→ **Goal**:
Check each line of the material. Copy those containing "only".

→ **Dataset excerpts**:

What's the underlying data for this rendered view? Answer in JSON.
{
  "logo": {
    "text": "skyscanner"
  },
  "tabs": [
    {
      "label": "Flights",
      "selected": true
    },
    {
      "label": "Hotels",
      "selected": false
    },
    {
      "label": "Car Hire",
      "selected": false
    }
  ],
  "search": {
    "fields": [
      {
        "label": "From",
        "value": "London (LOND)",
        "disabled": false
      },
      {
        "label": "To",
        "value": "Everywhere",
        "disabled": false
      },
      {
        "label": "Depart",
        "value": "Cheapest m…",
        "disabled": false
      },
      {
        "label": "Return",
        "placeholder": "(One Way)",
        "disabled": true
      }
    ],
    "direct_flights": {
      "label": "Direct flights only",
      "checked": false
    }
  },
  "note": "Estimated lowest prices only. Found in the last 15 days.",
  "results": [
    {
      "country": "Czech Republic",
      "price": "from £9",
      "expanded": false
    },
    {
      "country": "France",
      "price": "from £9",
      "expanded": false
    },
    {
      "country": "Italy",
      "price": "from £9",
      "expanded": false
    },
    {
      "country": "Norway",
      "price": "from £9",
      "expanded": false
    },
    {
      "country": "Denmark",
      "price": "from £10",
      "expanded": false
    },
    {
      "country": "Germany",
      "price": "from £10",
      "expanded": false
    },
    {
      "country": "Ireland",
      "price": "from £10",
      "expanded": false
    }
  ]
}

→ **Answer**:
      "label": "Direct flights only",
  "note": "Estimated lowest prices only. Found in the last 15 days.",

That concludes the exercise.